## Document segment
Fast forward and I’m at Brixton Academy. Minutes before taking the stage, Trent Reznor – the sole member of NIN, as it were; his band have always been hired hands – sits nursing a bottle of water. Gone are the days of gallons of spirits, drugs and groupies as part of the pre-gig ritual. But even without the poisons upon which the rock world is lubricated by, he steps out in front of the thousands of adoring fans and gives one of the best live performances I’ve ever seen. All of a sudden it’s clear why this man remains one of the most important people in heavy rock. I mean apart from globally commercializing the word ‘goth’ to be a self-parodying identikit army of Camden crawling, PVC-wearing 40-year-olds who’re still upset at Daddy, the dude knows how to rock some fucking tunes.
He's not the svelte character you envision from his commercial peak – the guy trouncing round po-faced on videos for ‘Closer’ or ‘The Perfect Drug’. He’s packed on a couple pounds and looks a bit older, but leaning on the mic and barking what could be the satanic versus like Mephisto’s faceless minion sent to announce the apocalypse, I am legitimately scared. Alright, I admit that I’m hungover as motherfucker and thus paranoid, but it’s still pretty scary. And amazing. And even more amazing that he’s sober and still this wild.

## Instruction
According to the concert account, what is Trent Reznor nursing minutes before he takes the stage at Brixton Academy?

## Record set
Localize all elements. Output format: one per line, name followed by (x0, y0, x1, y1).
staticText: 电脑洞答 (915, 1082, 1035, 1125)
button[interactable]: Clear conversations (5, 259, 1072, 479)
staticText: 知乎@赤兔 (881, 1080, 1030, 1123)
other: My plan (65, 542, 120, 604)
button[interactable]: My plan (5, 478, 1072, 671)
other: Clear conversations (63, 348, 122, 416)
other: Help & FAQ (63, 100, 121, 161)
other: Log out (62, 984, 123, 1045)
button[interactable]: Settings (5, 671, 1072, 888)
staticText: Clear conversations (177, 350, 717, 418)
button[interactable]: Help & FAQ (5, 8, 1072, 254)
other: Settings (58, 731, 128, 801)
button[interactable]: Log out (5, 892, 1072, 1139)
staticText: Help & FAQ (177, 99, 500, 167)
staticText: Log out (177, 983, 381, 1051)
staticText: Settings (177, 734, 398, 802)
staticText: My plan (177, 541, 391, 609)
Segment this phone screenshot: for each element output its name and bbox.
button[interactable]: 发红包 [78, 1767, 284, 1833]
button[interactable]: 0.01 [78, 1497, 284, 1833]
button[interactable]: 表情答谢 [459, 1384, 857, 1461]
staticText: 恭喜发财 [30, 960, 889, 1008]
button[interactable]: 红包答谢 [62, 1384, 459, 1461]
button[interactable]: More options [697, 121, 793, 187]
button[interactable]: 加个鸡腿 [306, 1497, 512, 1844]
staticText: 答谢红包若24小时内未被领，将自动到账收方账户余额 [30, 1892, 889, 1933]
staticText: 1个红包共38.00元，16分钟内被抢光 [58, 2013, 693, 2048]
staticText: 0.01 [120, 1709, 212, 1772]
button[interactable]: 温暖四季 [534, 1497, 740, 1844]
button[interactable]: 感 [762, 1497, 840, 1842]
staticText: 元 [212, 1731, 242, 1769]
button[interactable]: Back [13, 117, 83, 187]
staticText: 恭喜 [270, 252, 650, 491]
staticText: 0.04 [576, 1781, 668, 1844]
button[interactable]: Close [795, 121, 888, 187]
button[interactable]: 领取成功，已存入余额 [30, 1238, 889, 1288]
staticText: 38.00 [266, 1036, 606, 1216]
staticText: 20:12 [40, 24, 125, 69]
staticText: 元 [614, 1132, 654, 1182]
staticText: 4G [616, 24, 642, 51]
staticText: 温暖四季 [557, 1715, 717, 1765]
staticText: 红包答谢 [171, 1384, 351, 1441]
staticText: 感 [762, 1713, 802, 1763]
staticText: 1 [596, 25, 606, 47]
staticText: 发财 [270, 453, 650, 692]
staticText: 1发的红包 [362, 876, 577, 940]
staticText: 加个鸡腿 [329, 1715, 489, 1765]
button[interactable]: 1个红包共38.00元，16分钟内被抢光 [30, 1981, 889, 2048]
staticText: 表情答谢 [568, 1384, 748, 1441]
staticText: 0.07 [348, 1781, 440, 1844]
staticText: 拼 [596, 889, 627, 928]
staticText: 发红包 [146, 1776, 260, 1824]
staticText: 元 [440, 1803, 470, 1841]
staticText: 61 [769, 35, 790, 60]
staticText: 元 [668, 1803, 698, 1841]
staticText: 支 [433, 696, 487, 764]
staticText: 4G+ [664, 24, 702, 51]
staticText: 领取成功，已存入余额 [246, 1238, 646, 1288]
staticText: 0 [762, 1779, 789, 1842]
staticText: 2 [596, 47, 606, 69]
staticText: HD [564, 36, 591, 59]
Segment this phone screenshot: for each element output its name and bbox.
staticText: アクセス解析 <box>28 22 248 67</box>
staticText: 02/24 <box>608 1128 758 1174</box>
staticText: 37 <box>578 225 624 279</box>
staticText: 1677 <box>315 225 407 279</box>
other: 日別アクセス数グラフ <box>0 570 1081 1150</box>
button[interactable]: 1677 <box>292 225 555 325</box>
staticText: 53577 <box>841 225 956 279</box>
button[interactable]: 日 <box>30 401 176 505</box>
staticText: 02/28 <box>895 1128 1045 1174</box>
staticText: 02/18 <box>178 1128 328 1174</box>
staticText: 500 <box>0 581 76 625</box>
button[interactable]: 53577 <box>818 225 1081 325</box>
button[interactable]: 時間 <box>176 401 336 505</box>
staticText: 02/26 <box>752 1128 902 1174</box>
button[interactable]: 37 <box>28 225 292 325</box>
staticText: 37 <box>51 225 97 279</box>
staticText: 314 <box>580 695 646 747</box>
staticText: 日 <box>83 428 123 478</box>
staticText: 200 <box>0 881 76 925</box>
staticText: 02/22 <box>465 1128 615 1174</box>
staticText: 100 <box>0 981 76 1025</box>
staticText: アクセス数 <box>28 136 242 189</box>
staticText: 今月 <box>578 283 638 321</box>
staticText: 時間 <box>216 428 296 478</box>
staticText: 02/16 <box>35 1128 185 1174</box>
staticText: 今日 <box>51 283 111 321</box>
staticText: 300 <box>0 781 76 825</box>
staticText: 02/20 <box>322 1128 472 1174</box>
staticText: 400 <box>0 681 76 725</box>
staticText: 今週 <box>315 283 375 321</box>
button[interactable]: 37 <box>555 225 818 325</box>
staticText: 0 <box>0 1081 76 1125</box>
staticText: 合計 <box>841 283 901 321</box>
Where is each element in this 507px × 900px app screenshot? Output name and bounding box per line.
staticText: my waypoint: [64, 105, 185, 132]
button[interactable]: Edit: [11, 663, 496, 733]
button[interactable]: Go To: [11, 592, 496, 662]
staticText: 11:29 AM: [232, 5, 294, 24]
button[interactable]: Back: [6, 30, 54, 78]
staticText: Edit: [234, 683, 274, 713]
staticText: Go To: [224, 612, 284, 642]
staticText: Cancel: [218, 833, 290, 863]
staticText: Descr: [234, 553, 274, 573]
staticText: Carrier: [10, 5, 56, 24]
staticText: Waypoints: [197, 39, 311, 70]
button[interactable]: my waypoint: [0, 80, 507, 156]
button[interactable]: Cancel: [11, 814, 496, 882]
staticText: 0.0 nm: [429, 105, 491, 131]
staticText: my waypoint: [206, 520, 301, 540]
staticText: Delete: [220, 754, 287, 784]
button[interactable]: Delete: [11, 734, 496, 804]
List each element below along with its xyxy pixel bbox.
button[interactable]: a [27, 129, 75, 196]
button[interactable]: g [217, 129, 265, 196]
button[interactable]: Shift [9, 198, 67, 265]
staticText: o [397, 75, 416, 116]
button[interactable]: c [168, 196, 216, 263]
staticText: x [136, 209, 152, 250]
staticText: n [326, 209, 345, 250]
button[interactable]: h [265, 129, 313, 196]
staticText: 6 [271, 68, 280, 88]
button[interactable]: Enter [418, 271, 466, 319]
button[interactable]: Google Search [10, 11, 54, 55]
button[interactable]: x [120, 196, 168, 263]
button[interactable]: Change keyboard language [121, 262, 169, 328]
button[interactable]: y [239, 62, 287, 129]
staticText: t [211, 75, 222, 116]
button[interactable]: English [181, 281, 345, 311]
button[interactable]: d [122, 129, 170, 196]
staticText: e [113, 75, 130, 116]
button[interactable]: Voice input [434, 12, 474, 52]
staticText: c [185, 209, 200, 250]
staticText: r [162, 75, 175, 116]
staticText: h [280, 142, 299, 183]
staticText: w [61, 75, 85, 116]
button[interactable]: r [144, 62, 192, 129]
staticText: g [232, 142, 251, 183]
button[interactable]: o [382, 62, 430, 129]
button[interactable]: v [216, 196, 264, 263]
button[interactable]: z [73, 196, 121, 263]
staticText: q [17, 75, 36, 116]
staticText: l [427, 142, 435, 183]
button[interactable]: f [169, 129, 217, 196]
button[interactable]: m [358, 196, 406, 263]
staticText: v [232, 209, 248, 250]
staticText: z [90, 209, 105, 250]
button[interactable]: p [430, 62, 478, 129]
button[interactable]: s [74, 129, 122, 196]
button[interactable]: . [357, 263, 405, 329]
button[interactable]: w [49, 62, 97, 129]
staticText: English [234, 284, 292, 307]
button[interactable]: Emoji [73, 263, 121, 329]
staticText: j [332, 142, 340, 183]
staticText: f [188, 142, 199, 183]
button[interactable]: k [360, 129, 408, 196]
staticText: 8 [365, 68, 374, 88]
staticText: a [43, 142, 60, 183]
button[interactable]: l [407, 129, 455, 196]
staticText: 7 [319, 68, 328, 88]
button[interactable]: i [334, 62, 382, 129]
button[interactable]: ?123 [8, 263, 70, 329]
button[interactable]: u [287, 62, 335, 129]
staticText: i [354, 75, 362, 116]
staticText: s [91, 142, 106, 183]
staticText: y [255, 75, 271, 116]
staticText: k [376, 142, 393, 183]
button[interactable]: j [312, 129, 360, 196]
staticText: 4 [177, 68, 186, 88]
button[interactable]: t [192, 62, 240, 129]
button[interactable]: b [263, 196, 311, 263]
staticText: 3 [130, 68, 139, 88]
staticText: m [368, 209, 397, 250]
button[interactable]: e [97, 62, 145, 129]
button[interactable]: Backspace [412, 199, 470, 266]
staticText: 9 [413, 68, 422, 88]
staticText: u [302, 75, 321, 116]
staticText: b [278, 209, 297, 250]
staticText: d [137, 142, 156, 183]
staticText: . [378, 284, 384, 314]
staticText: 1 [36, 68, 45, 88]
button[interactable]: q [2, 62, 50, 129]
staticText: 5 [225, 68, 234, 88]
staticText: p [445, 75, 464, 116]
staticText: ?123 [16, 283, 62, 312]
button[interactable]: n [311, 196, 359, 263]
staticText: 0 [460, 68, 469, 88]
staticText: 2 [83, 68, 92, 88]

## Complete answer
A bottle of water.